### Listed records

■ ■ ■ ■ ■ ■ ■

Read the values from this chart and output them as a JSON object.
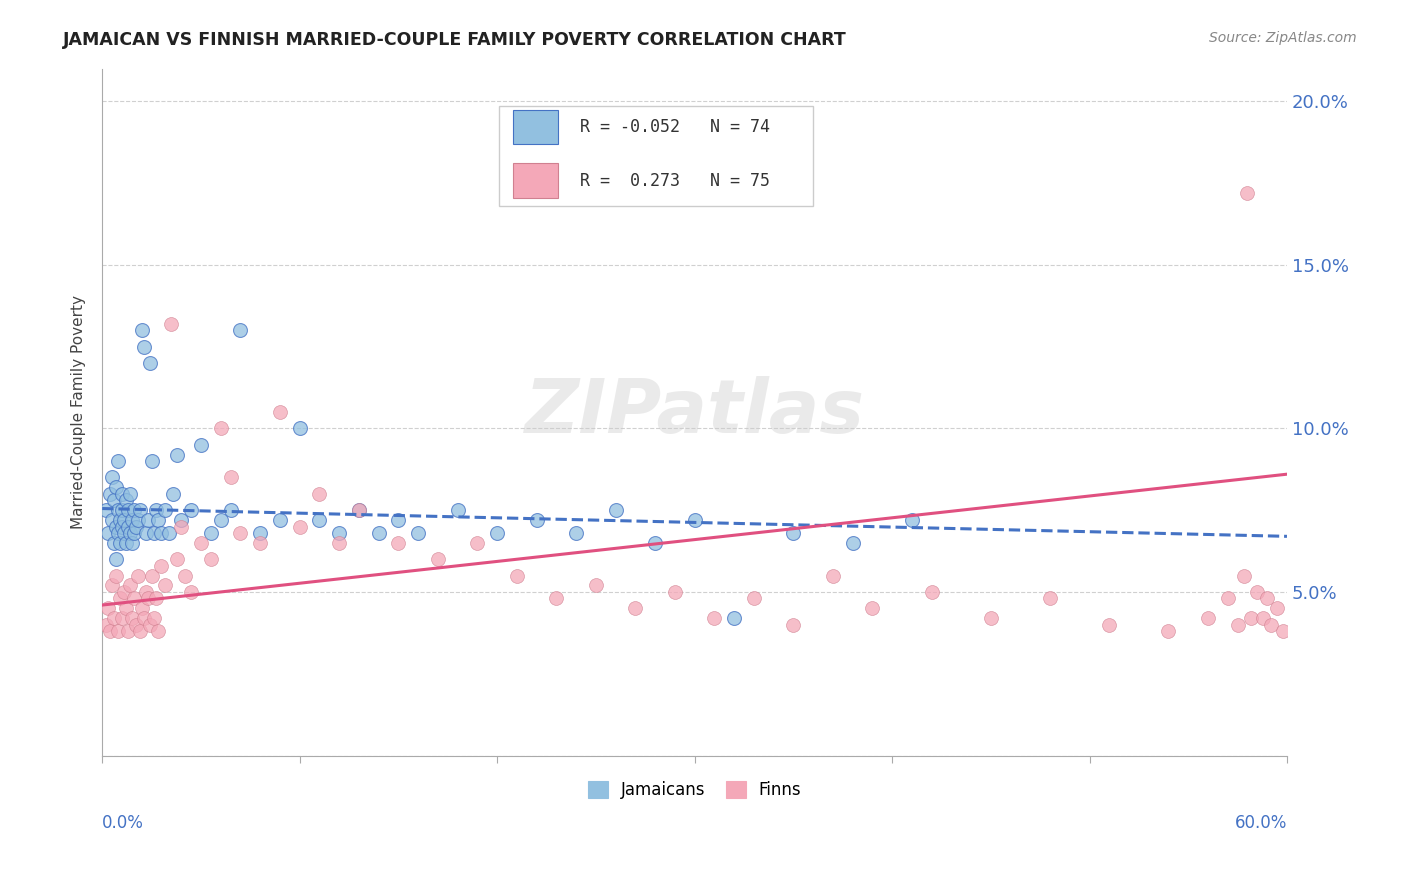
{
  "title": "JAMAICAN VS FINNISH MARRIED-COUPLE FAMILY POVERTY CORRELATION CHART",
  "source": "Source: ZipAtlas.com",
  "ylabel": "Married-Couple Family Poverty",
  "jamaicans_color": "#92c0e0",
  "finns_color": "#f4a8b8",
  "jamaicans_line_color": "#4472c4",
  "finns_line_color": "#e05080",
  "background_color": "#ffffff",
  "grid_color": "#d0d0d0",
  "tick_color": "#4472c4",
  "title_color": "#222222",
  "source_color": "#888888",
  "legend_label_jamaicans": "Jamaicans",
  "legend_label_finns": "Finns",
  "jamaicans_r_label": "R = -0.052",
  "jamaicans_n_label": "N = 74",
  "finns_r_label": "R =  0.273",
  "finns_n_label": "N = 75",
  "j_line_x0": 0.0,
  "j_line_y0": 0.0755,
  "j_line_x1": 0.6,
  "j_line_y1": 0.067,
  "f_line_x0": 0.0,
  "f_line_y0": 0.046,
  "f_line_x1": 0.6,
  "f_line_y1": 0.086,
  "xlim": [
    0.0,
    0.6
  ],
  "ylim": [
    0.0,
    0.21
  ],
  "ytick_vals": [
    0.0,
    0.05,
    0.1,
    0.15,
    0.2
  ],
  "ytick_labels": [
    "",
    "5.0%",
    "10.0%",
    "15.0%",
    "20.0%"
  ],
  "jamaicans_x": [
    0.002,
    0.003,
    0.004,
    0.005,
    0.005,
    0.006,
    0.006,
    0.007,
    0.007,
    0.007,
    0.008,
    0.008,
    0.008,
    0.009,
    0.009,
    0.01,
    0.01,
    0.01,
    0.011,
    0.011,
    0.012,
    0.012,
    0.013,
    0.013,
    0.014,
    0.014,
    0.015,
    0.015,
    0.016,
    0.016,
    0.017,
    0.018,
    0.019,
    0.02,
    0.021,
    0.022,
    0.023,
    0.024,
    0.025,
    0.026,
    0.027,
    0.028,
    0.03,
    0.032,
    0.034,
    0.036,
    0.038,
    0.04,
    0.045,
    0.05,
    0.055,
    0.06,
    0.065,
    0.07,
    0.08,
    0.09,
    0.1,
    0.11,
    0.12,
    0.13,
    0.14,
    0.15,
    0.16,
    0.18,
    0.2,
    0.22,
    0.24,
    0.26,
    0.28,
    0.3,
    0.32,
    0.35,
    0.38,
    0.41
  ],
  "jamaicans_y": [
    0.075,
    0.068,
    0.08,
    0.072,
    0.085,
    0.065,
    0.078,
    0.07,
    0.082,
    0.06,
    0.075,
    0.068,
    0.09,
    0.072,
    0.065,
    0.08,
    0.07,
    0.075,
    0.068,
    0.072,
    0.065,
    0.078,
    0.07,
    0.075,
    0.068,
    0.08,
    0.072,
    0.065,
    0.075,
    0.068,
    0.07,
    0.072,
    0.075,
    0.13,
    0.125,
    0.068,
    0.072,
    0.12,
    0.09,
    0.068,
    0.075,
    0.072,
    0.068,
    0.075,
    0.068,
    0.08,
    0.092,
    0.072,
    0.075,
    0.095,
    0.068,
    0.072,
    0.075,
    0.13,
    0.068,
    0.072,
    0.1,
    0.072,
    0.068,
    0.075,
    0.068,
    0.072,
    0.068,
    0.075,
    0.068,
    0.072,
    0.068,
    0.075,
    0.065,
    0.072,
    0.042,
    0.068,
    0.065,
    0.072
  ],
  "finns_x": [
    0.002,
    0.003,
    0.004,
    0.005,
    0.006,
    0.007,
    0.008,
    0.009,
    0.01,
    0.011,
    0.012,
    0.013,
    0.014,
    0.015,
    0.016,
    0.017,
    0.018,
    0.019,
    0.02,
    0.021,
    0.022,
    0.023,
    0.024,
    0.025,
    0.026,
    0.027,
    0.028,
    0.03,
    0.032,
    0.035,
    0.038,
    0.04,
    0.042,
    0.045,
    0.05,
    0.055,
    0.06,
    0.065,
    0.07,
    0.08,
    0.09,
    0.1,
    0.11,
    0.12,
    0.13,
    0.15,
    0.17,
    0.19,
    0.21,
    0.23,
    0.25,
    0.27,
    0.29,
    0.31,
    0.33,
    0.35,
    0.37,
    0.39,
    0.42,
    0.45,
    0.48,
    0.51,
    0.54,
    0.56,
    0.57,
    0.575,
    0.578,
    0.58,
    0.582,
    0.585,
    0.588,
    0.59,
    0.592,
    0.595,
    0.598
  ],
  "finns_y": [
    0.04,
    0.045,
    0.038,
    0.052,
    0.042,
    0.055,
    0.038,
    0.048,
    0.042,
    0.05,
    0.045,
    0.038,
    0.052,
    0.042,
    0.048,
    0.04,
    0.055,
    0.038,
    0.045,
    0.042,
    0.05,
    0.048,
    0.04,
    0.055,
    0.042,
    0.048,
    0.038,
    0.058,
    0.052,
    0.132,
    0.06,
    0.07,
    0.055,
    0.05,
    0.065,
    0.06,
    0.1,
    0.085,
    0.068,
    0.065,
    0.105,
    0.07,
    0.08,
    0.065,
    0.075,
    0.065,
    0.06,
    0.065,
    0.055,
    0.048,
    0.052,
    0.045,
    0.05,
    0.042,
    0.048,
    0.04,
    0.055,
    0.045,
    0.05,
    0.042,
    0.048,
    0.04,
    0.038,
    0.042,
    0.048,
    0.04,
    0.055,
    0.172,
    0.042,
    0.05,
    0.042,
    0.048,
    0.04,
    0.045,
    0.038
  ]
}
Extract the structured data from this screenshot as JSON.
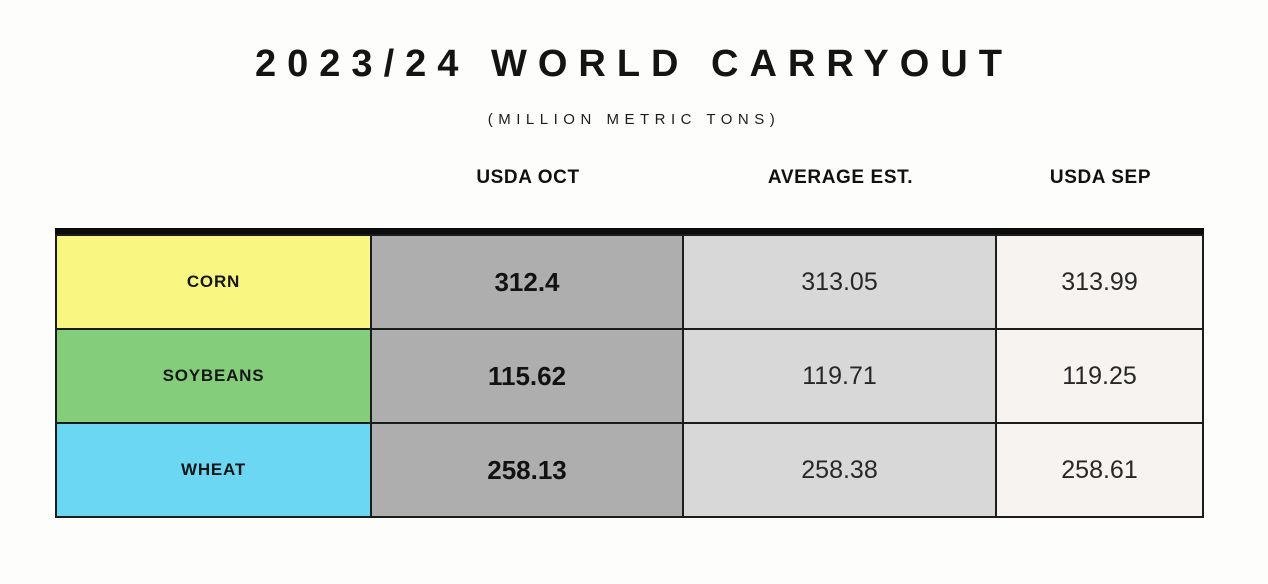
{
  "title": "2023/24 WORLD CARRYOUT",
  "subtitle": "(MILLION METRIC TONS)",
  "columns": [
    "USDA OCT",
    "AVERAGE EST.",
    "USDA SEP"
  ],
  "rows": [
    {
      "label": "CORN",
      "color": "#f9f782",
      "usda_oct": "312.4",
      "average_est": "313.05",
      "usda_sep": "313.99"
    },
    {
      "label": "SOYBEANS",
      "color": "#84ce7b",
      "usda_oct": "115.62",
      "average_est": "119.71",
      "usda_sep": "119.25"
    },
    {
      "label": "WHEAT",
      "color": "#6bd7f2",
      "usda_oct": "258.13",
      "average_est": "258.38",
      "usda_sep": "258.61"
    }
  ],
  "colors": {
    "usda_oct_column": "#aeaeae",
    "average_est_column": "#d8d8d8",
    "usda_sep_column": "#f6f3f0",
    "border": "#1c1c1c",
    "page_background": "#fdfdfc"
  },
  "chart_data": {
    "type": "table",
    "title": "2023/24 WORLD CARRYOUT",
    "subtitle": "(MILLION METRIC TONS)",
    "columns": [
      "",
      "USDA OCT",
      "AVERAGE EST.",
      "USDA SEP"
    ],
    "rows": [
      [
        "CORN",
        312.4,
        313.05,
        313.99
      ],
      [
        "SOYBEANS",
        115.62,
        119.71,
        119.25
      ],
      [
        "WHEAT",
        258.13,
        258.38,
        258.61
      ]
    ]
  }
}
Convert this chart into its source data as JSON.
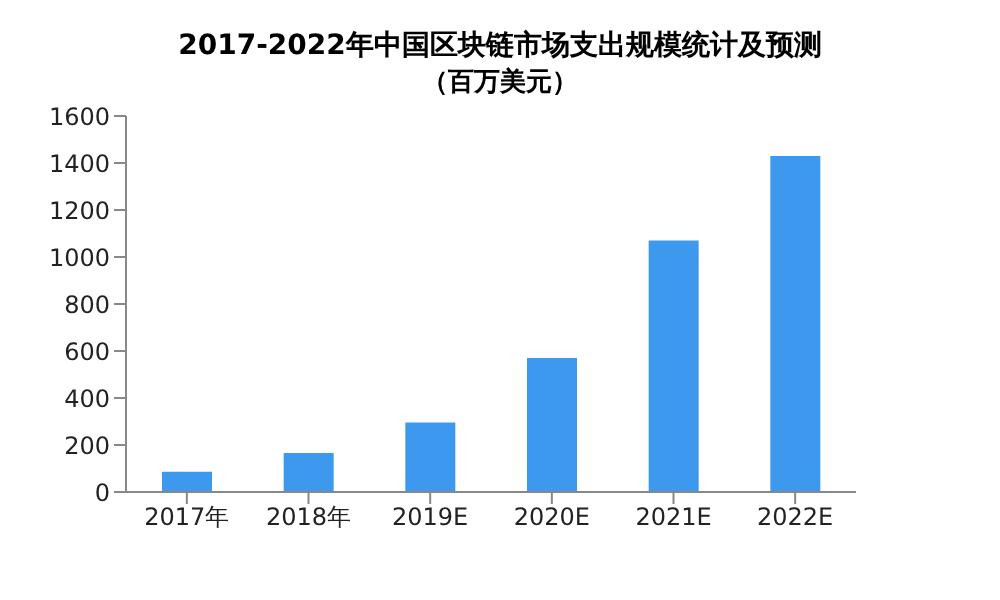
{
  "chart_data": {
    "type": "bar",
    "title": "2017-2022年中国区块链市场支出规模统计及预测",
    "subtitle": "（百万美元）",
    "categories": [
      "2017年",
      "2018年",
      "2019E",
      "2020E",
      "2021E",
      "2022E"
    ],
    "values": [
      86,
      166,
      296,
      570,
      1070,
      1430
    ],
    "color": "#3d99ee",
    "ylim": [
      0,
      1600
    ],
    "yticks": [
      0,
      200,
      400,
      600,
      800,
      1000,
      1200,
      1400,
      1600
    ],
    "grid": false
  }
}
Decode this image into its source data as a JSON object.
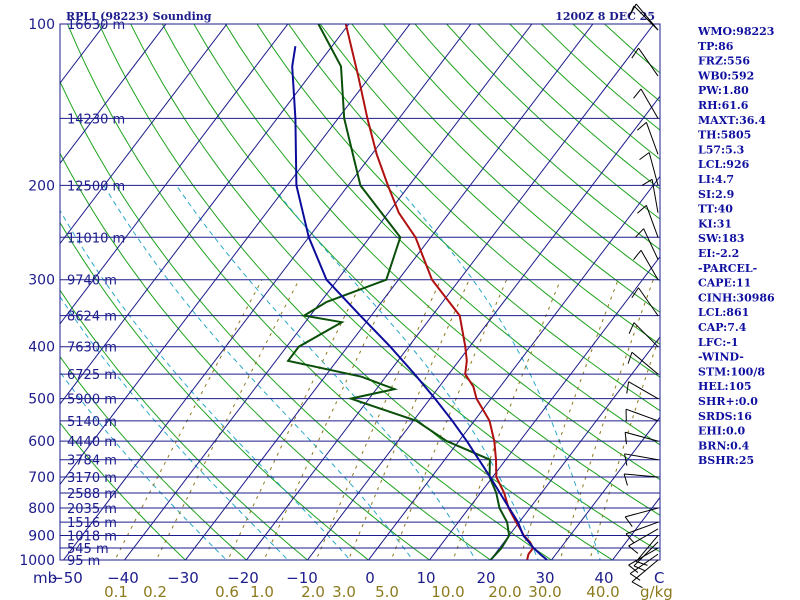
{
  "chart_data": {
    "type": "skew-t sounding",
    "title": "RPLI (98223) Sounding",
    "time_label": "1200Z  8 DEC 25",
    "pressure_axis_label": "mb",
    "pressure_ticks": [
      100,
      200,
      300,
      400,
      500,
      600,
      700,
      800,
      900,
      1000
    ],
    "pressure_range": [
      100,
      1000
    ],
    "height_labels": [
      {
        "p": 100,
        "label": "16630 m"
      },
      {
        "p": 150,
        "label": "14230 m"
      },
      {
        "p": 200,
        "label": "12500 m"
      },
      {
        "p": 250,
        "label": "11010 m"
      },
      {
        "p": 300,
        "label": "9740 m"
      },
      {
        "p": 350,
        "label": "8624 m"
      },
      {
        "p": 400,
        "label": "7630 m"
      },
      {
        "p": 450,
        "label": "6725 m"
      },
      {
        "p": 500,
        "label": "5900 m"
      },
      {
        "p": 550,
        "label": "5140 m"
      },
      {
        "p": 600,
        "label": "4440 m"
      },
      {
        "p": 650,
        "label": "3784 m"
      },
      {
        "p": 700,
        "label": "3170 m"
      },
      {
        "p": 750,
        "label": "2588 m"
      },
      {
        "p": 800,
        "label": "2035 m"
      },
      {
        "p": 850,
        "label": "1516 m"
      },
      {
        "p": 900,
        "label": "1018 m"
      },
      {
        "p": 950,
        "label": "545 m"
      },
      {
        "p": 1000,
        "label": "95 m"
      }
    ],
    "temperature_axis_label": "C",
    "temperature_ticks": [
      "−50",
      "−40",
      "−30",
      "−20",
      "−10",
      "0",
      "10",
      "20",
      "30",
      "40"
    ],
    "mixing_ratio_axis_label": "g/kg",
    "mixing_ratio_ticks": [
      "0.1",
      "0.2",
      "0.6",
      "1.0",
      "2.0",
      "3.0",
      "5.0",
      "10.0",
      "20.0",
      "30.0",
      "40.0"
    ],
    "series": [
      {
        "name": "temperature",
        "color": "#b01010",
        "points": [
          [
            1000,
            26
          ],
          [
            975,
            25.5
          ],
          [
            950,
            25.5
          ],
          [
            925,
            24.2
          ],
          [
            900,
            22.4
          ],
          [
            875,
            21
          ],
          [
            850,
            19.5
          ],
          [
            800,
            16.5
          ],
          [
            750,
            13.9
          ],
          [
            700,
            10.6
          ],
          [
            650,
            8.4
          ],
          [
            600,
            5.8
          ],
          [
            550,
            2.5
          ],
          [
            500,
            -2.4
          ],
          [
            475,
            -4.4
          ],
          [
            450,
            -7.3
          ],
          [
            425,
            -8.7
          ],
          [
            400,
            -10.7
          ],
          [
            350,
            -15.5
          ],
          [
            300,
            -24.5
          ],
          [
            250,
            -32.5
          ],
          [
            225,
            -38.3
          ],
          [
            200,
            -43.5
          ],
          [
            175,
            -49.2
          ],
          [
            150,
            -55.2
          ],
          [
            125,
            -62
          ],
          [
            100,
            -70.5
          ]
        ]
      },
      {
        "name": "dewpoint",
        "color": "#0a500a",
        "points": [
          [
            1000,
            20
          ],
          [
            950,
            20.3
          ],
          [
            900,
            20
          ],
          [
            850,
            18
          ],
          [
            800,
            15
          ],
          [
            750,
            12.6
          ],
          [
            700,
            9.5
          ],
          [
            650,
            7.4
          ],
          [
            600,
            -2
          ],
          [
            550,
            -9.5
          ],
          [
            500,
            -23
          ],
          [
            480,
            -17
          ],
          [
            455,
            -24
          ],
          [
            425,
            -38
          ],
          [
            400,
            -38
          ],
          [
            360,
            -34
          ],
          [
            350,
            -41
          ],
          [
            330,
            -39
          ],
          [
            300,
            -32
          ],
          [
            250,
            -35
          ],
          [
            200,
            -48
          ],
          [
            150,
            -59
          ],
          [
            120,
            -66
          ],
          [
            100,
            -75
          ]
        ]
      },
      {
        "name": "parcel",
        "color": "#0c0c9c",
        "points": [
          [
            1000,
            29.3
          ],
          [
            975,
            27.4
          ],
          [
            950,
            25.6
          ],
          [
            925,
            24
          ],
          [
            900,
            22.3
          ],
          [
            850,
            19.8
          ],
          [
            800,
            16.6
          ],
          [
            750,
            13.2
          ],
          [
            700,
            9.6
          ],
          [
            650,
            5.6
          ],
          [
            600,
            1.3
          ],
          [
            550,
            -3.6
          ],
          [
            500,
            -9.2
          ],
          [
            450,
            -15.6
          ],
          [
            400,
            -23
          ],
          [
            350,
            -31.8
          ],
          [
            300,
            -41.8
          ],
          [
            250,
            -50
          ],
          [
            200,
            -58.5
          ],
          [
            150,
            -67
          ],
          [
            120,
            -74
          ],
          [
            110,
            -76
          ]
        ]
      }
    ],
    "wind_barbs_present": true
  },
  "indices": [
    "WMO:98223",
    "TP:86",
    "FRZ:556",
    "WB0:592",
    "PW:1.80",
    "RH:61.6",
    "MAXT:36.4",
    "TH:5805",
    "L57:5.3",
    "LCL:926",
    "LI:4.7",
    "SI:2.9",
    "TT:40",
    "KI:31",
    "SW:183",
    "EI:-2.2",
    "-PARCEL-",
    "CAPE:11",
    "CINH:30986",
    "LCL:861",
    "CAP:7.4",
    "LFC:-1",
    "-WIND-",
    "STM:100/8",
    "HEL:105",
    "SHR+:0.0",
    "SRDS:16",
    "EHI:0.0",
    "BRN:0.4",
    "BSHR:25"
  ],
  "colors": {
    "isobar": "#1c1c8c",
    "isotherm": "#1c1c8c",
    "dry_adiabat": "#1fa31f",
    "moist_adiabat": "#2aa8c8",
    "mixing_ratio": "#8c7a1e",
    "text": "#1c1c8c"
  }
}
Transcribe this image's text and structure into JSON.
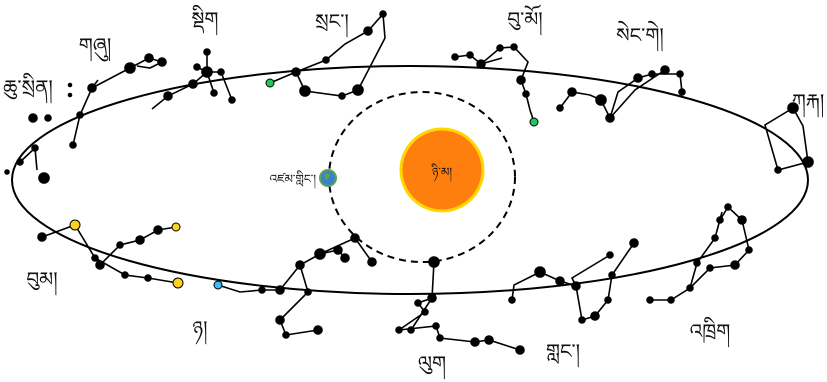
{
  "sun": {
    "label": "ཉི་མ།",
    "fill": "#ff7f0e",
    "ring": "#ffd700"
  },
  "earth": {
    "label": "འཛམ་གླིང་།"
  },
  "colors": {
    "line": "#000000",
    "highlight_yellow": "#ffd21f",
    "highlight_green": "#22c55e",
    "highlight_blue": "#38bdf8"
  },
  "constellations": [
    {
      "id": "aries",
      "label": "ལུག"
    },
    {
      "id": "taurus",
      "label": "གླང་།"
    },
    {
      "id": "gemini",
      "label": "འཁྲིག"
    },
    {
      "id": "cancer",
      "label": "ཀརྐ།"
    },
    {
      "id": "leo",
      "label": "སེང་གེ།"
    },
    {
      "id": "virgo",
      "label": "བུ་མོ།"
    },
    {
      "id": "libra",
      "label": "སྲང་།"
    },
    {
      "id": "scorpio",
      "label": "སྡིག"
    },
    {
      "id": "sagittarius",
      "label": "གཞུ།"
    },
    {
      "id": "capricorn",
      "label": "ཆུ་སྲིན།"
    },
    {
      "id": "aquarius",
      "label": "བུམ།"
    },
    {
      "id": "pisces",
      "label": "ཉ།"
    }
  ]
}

■ ■ ■ ■ ■ ■ ■

Search the lines above for the string "values", then show every one that has it.

### Task output
Read the values from this chart and output them as a JSON object.
    "values": [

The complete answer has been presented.